* **Aim**: Write the entries out again exactly as they stand, but without the pictures.

----- Dataset entries

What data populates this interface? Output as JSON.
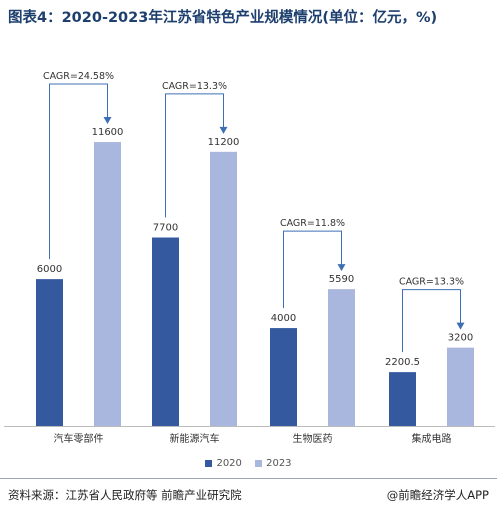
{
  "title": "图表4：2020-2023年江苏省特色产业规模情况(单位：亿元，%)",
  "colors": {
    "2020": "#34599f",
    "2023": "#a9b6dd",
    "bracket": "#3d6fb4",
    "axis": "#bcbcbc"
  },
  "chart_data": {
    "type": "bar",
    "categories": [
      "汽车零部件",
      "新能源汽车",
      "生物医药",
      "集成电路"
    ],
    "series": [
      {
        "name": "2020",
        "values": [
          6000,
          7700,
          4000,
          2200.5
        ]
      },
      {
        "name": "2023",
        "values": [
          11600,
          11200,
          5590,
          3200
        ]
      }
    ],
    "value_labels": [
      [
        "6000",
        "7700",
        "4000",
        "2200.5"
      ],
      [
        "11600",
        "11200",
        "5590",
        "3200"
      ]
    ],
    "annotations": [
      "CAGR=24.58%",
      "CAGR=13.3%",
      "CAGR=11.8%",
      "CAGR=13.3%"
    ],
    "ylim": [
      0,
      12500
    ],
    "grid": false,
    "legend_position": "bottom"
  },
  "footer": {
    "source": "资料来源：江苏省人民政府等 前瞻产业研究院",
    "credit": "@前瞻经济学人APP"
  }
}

----------

* **Complete response**:
What data populates this interface? Output as JSON.
{
  "title": "图表4：2020-2023年江苏省特色产业规模情况(单位：亿元，%)",
  "colors": {
    "2020": "#34599f",
    "2023": "#a9b6dd",
    "bracket": "#3d6fb4",
    "axis": "#bcbcbc"
  },
  "chart_data": {
    "type": "bar",
    "categories": [
      "汽车零部件",
      "新能源汽车",
      "生物医药",
      "集成电路"
    ],
    "series": [
      {
        "name": "2020",
        "values": [
          6000,
          7700,
          4000,
          2200.5
        ]
      },
      {
        "name": "2023",
        "values": [
          11600,
          11200,
          5590,
          3200
        ]
      }
    ],
    "value_labels": [
      [
        "6000",
        "7700",
        "4000",
        "2200.5"
      ],
      [
        "11600",
        "11200",
        "5590",
        "3200"
      ]
    ],
    "annotations": [
      "CAGR=24.58%",
      "CAGR=13.3%",
      "CAGR=11.8%",
      "CAGR=13.3%"
    ],
    "ylim": [
      0,
      12500
    ],
    "grid": false,
    "legend_position": "bottom"
  },
  "footer": {
    "source": "资料来源：江苏省人民政府等 前瞻产业研究院",
    "credit": "@前瞻经济学人APP"
  }
}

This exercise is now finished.